■ WHAT THE TASK ASKS: Look over the entries that follow. Report how many lines contain "drug", with nothing else.

■ DATASET RECORDS:
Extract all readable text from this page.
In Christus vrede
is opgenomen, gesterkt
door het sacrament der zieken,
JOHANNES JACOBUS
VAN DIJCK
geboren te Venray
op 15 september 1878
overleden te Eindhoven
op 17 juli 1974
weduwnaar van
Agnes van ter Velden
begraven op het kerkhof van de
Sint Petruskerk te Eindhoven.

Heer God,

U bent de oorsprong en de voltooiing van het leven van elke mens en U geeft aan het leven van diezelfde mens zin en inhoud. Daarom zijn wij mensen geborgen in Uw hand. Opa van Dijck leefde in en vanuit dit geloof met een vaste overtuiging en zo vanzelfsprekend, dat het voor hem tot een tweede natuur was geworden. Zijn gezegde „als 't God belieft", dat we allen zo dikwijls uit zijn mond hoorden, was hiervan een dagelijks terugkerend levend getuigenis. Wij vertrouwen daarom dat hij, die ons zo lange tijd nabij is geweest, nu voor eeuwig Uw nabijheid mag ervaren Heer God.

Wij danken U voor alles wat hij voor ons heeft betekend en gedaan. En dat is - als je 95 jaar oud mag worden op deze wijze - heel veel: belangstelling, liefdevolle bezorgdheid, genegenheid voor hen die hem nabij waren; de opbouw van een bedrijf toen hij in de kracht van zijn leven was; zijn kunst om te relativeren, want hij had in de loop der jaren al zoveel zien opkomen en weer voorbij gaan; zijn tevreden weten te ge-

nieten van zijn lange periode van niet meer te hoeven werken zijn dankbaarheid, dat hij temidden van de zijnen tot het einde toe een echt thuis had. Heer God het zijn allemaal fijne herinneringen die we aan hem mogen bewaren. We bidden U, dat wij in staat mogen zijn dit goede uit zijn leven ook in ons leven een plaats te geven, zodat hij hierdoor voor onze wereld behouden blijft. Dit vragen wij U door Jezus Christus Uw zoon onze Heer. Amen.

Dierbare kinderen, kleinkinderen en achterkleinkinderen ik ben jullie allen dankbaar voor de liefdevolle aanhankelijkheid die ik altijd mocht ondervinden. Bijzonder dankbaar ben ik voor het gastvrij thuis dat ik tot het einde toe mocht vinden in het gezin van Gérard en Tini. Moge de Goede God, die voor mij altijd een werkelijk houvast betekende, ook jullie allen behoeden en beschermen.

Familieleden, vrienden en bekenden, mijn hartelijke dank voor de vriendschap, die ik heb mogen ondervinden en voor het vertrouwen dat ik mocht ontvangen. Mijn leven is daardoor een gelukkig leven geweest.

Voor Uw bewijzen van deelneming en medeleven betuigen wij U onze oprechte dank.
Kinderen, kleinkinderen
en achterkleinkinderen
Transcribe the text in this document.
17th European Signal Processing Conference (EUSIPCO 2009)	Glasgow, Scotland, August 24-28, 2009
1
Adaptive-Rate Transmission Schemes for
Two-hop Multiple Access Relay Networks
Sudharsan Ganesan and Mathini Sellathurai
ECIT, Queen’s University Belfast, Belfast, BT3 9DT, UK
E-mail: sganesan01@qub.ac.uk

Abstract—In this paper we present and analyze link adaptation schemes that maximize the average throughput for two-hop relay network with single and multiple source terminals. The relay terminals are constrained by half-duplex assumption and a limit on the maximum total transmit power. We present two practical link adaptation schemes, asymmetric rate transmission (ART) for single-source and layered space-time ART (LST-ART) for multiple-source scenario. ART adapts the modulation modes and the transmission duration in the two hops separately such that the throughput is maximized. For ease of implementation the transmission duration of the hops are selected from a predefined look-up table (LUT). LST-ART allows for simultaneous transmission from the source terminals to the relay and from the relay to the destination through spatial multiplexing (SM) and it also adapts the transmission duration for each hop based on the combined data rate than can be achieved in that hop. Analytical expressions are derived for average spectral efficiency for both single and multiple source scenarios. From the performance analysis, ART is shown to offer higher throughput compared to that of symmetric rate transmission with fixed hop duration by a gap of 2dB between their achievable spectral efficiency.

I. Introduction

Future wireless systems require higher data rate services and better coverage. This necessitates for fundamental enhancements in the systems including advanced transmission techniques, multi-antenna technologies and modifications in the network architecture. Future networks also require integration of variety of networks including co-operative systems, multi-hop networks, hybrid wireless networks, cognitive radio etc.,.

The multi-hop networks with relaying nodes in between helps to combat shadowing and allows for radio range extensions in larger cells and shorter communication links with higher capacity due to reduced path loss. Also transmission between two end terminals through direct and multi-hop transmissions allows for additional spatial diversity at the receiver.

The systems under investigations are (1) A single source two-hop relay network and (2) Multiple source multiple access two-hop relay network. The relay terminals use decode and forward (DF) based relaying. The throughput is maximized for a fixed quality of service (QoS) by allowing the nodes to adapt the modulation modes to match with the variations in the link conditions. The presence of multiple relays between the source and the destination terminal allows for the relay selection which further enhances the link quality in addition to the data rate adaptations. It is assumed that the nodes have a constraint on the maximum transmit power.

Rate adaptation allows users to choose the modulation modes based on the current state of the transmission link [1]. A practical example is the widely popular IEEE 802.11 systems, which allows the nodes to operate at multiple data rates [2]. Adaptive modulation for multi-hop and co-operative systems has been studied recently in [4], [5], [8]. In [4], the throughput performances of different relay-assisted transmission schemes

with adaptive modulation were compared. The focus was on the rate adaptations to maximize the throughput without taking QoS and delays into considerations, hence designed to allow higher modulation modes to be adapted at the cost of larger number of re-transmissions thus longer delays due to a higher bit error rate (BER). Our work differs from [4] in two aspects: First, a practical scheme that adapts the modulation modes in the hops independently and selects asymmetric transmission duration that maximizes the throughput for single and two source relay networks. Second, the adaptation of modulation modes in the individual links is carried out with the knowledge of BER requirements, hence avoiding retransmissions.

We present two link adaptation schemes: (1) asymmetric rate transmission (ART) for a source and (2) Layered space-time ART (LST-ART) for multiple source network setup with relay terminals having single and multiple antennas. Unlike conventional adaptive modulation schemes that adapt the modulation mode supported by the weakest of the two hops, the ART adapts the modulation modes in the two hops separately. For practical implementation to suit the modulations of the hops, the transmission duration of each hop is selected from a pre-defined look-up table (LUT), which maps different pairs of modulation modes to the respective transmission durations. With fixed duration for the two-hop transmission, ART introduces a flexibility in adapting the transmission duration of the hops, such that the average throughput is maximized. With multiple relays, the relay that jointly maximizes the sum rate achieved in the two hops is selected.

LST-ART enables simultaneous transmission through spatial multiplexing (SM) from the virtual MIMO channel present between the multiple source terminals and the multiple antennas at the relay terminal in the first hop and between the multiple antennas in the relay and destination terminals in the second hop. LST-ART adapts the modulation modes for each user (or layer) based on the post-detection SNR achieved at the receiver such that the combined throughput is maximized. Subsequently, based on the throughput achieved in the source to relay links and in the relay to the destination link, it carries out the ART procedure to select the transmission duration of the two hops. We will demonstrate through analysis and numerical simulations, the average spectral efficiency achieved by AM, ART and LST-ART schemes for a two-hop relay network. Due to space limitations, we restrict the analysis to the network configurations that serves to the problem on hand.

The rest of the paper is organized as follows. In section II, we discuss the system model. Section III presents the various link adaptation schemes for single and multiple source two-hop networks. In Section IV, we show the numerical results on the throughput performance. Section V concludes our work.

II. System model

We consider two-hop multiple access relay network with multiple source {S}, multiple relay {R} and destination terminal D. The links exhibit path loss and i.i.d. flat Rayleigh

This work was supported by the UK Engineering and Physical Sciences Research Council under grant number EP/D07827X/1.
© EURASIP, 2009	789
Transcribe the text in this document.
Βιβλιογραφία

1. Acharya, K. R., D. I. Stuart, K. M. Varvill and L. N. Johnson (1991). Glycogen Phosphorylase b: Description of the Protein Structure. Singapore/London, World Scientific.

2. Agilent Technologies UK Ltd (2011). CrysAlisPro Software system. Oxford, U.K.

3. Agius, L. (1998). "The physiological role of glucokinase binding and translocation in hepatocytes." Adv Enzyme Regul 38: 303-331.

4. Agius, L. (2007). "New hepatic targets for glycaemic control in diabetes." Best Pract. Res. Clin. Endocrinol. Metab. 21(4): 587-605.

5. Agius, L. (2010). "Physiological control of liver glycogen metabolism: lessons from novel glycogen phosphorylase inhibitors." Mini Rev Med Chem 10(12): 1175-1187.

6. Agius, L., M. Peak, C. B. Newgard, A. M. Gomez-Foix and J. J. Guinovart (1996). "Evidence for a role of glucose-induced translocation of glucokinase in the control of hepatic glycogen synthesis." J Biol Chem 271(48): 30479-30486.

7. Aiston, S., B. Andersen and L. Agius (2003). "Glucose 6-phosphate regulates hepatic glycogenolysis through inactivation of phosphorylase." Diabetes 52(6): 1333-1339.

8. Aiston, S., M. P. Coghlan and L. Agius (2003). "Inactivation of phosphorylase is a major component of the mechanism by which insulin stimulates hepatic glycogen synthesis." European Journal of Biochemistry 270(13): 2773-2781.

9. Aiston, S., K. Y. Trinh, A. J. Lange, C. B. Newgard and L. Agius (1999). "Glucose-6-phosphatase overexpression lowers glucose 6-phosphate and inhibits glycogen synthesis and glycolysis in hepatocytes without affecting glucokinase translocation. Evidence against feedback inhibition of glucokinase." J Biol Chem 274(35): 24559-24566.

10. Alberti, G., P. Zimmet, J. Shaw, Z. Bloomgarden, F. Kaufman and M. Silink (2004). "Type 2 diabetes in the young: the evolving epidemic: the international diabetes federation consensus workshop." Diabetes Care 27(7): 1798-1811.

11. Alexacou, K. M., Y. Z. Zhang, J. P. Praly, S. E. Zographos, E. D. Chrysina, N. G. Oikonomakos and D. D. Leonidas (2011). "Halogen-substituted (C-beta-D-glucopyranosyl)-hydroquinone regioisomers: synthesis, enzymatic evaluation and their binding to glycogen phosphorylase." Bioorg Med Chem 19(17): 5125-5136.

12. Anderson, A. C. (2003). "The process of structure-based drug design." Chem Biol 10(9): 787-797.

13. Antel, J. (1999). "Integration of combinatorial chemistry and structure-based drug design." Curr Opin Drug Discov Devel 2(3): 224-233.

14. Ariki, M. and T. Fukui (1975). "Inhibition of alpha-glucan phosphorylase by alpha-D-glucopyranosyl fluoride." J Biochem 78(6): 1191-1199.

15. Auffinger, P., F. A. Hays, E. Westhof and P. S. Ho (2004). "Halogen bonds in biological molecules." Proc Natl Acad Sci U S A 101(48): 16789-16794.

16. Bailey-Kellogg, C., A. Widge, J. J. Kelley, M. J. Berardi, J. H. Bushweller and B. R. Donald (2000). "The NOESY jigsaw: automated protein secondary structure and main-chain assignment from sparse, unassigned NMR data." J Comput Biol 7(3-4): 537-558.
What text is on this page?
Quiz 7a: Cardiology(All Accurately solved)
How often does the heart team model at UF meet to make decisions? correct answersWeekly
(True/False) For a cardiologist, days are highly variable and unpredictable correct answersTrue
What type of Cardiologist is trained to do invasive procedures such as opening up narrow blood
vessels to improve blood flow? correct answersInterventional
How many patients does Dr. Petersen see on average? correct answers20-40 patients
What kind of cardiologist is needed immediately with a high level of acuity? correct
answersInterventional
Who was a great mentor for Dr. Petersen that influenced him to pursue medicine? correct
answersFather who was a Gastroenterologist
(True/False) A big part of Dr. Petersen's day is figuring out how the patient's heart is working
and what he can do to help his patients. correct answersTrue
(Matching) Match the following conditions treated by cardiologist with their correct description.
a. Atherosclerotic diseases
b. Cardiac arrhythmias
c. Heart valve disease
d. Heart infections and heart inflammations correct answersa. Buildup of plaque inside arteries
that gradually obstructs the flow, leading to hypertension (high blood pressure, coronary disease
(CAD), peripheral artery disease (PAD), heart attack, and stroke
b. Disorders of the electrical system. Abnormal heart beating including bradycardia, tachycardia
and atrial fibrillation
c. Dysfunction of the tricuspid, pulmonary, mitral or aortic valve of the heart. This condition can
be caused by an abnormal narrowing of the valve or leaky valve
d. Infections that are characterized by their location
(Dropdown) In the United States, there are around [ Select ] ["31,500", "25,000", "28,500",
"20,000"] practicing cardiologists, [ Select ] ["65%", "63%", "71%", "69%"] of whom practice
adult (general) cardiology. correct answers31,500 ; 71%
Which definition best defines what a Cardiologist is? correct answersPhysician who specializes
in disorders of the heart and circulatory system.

■ RESULT OF THIS EXERCISE: 2